▸ What is being asked
Without the pictures, copy the entries below word for word.

========

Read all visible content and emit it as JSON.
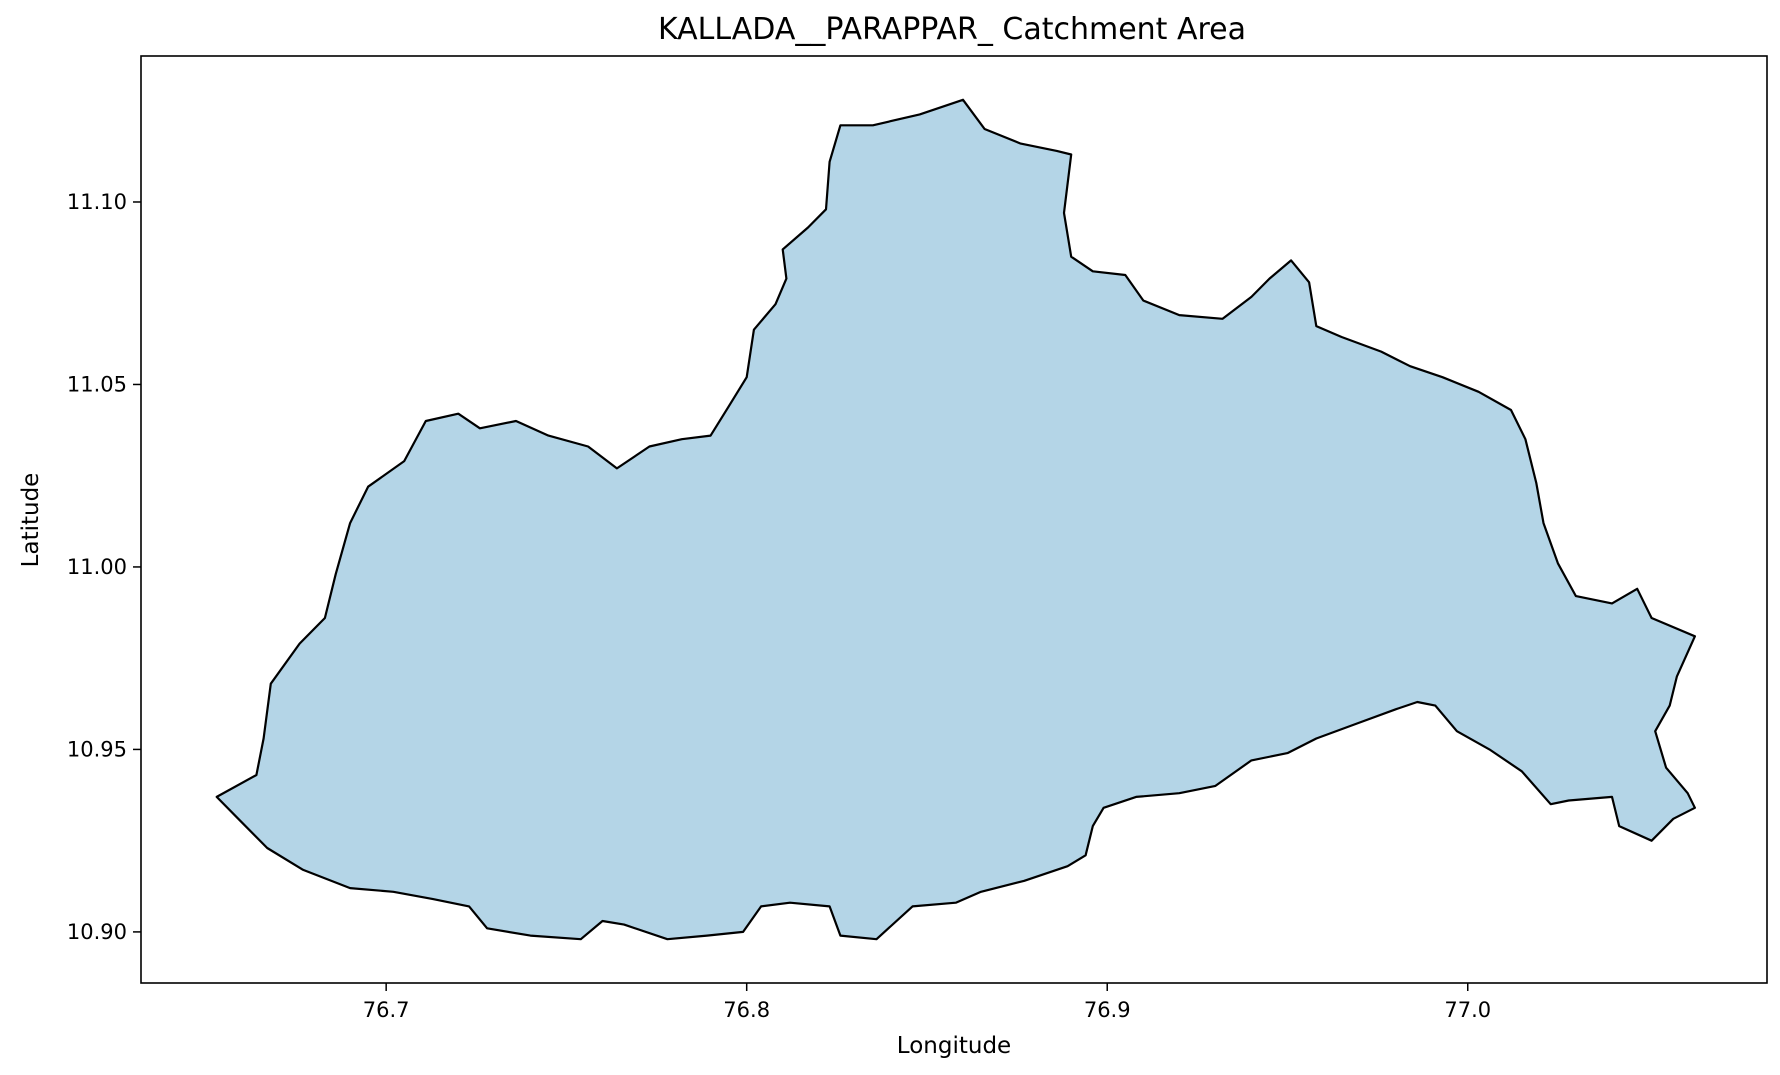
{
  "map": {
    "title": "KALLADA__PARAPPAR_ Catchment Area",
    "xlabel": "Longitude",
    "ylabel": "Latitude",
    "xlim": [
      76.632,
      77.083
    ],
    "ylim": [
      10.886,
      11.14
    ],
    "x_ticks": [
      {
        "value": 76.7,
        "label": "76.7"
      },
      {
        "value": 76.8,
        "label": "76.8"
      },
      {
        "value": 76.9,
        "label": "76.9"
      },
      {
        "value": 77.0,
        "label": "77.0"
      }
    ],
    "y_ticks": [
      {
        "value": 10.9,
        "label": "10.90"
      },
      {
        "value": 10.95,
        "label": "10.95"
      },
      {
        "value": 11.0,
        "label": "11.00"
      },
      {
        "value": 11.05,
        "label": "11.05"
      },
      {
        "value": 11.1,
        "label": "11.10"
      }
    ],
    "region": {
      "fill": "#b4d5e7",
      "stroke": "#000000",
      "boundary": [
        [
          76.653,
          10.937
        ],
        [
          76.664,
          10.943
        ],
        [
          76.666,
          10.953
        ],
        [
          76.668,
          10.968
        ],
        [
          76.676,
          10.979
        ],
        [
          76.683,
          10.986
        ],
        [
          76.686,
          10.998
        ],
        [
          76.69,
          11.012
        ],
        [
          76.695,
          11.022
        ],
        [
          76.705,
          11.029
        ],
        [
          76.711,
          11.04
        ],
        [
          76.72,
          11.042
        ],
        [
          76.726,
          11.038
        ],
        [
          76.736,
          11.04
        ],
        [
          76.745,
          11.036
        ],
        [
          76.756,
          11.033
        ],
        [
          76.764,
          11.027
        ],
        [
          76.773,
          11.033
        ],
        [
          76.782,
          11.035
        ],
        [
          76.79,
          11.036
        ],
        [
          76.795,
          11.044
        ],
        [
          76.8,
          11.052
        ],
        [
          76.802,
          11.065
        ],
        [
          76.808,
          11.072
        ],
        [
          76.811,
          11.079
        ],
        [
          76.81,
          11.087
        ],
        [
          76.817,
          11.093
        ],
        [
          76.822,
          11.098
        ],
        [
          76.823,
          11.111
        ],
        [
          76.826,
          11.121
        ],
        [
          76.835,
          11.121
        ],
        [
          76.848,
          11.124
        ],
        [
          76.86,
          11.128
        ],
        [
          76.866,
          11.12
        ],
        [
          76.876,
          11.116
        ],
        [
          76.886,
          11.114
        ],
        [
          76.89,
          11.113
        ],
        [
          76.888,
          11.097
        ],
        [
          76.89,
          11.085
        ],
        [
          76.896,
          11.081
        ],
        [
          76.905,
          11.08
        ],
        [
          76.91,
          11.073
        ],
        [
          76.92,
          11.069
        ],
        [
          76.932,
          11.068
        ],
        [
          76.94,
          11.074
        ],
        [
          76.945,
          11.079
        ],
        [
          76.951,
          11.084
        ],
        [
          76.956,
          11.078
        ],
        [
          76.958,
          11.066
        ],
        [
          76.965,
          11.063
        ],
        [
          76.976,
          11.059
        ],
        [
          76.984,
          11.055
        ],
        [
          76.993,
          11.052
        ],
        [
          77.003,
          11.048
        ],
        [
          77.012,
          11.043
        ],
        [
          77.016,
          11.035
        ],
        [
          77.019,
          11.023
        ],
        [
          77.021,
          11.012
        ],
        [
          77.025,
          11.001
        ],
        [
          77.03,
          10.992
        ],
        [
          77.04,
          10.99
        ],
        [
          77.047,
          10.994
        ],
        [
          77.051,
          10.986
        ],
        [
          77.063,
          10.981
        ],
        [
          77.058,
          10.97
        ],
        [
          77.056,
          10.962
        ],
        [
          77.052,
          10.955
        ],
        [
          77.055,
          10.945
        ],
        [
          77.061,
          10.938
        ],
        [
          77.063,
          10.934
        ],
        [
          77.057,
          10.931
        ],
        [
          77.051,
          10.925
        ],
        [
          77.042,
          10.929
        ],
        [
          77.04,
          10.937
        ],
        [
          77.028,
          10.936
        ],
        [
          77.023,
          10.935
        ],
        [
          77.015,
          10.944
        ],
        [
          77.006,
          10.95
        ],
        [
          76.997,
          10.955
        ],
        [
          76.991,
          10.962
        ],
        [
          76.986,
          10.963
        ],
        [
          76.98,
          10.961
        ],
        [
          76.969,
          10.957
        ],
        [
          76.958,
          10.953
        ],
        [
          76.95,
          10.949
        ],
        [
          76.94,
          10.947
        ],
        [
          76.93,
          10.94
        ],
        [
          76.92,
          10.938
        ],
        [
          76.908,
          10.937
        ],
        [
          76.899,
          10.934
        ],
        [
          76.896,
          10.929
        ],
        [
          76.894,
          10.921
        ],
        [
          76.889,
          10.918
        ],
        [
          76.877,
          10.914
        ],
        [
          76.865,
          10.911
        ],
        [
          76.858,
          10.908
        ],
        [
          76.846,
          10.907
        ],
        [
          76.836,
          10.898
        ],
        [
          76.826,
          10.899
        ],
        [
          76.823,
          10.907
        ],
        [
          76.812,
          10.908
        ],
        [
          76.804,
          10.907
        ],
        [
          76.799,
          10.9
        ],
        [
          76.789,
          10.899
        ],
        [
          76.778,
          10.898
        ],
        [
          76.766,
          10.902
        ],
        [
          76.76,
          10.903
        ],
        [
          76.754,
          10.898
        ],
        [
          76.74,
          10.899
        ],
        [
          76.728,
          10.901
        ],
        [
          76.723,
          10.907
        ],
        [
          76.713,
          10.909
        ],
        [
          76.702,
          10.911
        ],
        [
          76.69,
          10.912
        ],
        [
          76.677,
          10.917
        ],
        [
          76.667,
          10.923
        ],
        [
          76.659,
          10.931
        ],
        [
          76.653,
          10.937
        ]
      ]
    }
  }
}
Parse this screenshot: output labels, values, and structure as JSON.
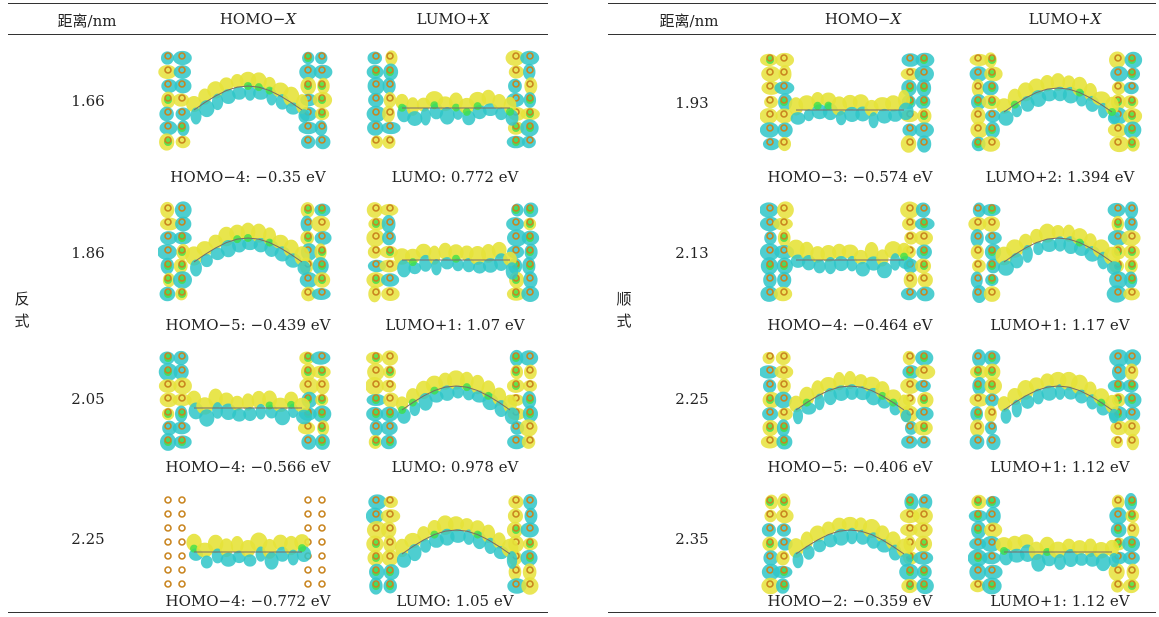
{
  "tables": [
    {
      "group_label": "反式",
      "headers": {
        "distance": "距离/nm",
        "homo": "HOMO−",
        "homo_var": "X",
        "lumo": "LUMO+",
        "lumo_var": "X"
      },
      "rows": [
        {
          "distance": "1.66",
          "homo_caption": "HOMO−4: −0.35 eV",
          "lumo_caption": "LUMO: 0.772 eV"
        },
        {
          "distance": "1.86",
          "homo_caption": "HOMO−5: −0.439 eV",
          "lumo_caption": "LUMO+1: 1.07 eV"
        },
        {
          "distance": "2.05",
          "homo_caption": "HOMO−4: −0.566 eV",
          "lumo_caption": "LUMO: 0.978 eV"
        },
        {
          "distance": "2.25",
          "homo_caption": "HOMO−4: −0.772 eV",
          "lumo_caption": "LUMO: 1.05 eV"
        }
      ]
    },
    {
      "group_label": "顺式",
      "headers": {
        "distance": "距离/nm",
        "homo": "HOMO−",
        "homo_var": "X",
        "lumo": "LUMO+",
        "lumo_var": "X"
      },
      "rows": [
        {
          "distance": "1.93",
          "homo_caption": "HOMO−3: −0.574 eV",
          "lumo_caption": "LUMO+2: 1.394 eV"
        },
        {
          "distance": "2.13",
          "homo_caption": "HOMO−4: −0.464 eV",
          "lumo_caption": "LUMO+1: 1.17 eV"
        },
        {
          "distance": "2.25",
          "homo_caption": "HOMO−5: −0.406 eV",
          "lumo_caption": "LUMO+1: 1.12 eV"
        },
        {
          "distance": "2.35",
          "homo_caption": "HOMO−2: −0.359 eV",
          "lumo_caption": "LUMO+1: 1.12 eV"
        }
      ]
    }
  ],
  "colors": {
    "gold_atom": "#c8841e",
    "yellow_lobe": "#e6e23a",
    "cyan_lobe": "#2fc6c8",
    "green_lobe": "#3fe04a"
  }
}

========

▸ Exercise answer
Read all visible content and emit it as JSON.
{
  "map": {
    "title": "KALLADA__PARAPPAR_ Catchment Area",
    "xlabel": "Longitude",
    "ylabel": "Latitude",
    "xlim": [
      76.632,
      77.083
    ],
    "ylim": [
      10.886,
      11.14
    ],
    "x_ticks": [
      {
        "value": 76.7,
        "label": "76.7"
      },
      {
        "value": 76.8,
        "label": "76.8"
      },
      {
        "value": 76.9,
        "label": "76.9"
      },
      {
        "value": 77.0,
        "label": "77.0"
      }
    ],
    "y_ticks": [
      {
        "value": 10.9,
        "label": "10.90"
      },
      {
        "value": 10.95,
        "label": "10.95"
      },
      {
        "value": 11.0,
        "label": "11.00"
      },
      {
        "value": 11.05,
        "label": "11.05"
      },
      {
        "value": 11.1,
        "label": "11.10"
      }
    ],
    "region": {
      "fill": "#b4d5e7",
      "stroke": "#000000",
      "boundary": [
        [
          76.653,
          10.937
        ],
        [
          76.664,
          10.943
        ],
        [
          76.666,
          10.953
        ],
        [
          76.668,
          10.968
        ],
        [
          76.676,
          10.979
        ],
        [
          76.683,
          10.986
        ],
        [
          76.686,
          10.998
        ],
        [
          76.69,
          11.012
        ],
        [
          76.695,
          11.022
        ],
        [
          76.705,
          11.029
        ],
        [
          76.711,
          11.04
        ],
        [
          76.72,
          11.042
        ],
        [
          76.726,
          11.038
        ],
        [
          76.736,
          11.04
        ],
        [
          76.745,
          11.036
        ],
        [
          76.756,
          11.033
        ],
        [
          76.764,
          11.027
        ],
        [
          76.773,
          11.033
        ],
        [
          76.782,
          11.035
        ],
        [
          76.79,
          11.036
        ],
        [
          76.795,
          11.044
        ],
        [
          76.8,
          11.052
        ],
        [
          76.802,
          11.065
        ],
        [
          76.808,
          11.072
        ],
        [
          76.811,
          11.079
        ],
        [
          76.81,
          11.087
        ],
        [
          76.817,
          11.093
        ],
        [
          76.822,
          11.098
        ],
        [
          76.823,
          11.111
        ],
        [
          76.826,
          11.121
        ],
        [
          76.835,
          11.121
        ],
        [
          76.848,
          11.124
        ],
        [
          76.86,
          11.128
        ],
        [
          76.866,
          11.12
        ],
        [
          76.876,
          11.116
        ],
        [
          76.886,
          11.114
        ],
        [
          76.89,
          11.113
        ],
        [
          76.888,
          11.097
        ],
        [
          76.89,
          11.085
        ],
        [
          76.896,
          11.081
        ],
        [
          76.905,
          11.08
        ],
        [
          76.91,
          11.073
        ],
        [
          76.92,
          11.069
        ],
        [
          76.932,
          11.068
        ],
        [
          76.94,
          11.074
        ],
        [
          76.945,
          11.079
        ],
        [
          76.951,
          11.084
        ],
        [
          76.956,
          11.078
        ],
        [
          76.958,
          11.066
        ],
        [
          76.965,
          11.063
        ],
        [
          76.976,
          11.059
        ],
        [
          76.984,
          11.055
        ],
        [
          76.993,
          11.052
        ],
        [
          77.003,
          11.048
        ],
        [
          77.012,
          11.043
        ],
        [
          77.016,
          11.035
        ],
        [
          77.019,
          11.023
        ],
        [
          77.021,
          11.012
        ],
        [
          77.025,
          11.001
        ],
        [
          77.03,
          10.992
        ],
        [
          77.04,
          10.99
        ],
        [
          77.047,
          10.994
        ],
        [
          77.051,
          10.986
        ],
        [
          77.063,
          10.981
        ],
        [
          77.058,
          10.97
        ],
        [
          77.056,
          10.962
        ],
        [
          77.052,
          10.955
        ],
        [
          77.055,
          10.945
        ],
        [
          77.061,
          10.938
        ],
        [
          77.063,
          10.934
        ],
        [
          77.057,
          10.931
        ],
        [
          77.051,
          10.925
        ],
        [
          77.042,
          10.929
        ],
        [
          77.04,
          10.937
        ],
        [
          77.028,
          10.936
        ],
        [
          77.023,
          10.935
        ],
        [
          77.015,
          10.944
        ],
        [
          77.006,
          10.95
        ],
        [
          76.997,
          10.955
        ],
        [
          76.991,
          10.962
        ],
        [
          76.986,
          10.963
        ],
        [
          76.98,
          10.961
        ],
        [
          76.969,
          10.957
        ],
        [
          76.958,
          10.953
        ],
        [
          76.95,
          10.949
        ],
        [
          76.94,
          10.947
        ],
        [
          76.93,
          10.94
        ],
        [
          76.92,
          10.938
        ],
        [
          76.908,
          10.937
        ],
        [
          76.899,
          10.934
        ],
        [
          76.896,
          10.929
        ],
        [
          76.894,
          10.921
        ],
        [
          76.889,
          10.918
        ],
        [
          76.877,
          10.914
        ],
        [
          76.865,
          10.911
        ],
        [
          76.858,
          10.908
        ],
        [
          76.846,
          10.907
        ],
        [
          76.836,
          10.898
        ],
        [
          76.826,
          10.899
        ],
        [
          76.823,
          10.907
        ],
        [
          76.812,
          10.908
        ],
        [
          76.804,
          10.907
        ],
        [
          76.799,
          10.9
        ],
        [
          76.789,
          10.899
        ],
        [
          76.778,
          10.898
        ],
        [
          76.766,
          10.902
        ],
        [
          76.76,
          10.903
        ],
        [
          76.754,
          10.898
        ],
        [
          76.74,
          10.899
        ],
        [
          76.728,
          10.901
        ],
        [
          76.723,
          10.907
        ],
        [
          76.713,
          10.909
        ],
        [
          76.702,
          10.911
        ],
        [
          76.69,
          10.912
        ],
        [
          76.677,
          10.917
        ],
        [
          76.667,
          10.923
        ],
        [
          76.659,
          10.931
        ],
        [
          76.653,
          10.937
        ]
      ]
    }
  }
}
Parse this screenshot: output labels, values, and structure as JSON.
{
  "tables": [
    {
      "group_label": "反式",
      "headers": {
        "distance": "距离/nm",
        "homo": "HOMO−",
        "homo_var": "X",
        "lumo": "LUMO+",
        "lumo_var": "X"
      },
      "rows": [
        {
          "distance": "1.66",
          "homo_caption": "HOMO−4: −0.35 eV",
          "lumo_caption": "LUMO: 0.772 eV"
        },
        {
          "distance": "1.86",
          "homo_caption": "HOMO−5: −0.439 eV",
          "lumo_caption": "LUMO+1: 1.07 eV"
        },
        {
          "distance": "2.05",
          "homo_caption": "HOMO−4: −0.566 eV",
          "lumo_caption": "LUMO: 0.978 eV"
        },
        {
          "distance": "2.25",
          "homo_caption": "HOMO−4: −0.772 eV",
          "lumo_caption": "LUMO: 1.05 eV"
        }
      ]
    },
    {
      "group_label": "顺式",
      "headers": {
        "distance": "距离/nm",
        "homo": "HOMO−",
        "homo_var": "X",
        "lumo": "LUMO+",
        "lumo_var": "X"
      },
      "rows": [
        {
          "distance": "1.93",
          "homo_caption": "HOMO−3: −0.574 eV",
          "lumo_caption": "LUMO+2: 1.394 eV"
        },
        {
          "distance": "2.13",
          "homo_caption": "HOMO−4: −0.464 eV",
          "lumo_caption": "LUMO+1: 1.17 eV"
        },
        {
          "distance": "2.25",
          "homo_caption": "HOMO−5: −0.406 eV",
          "lumo_caption": "LUMO+1: 1.12 eV"
        },
        {
          "distance": "2.35",
          "homo_caption": "HOMO−2: −0.359 eV",
          "lumo_caption": "LUMO+1: 1.12 eV"
        }
      ]
    }
  ],
  "colors": {
    "gold_atom": "#c8841e",
    "yellow_lobe": "#e6e23a",
    "cyan_lobe": "#2fc6c8",
    "green_lobe": "#3fe04a"
  }
}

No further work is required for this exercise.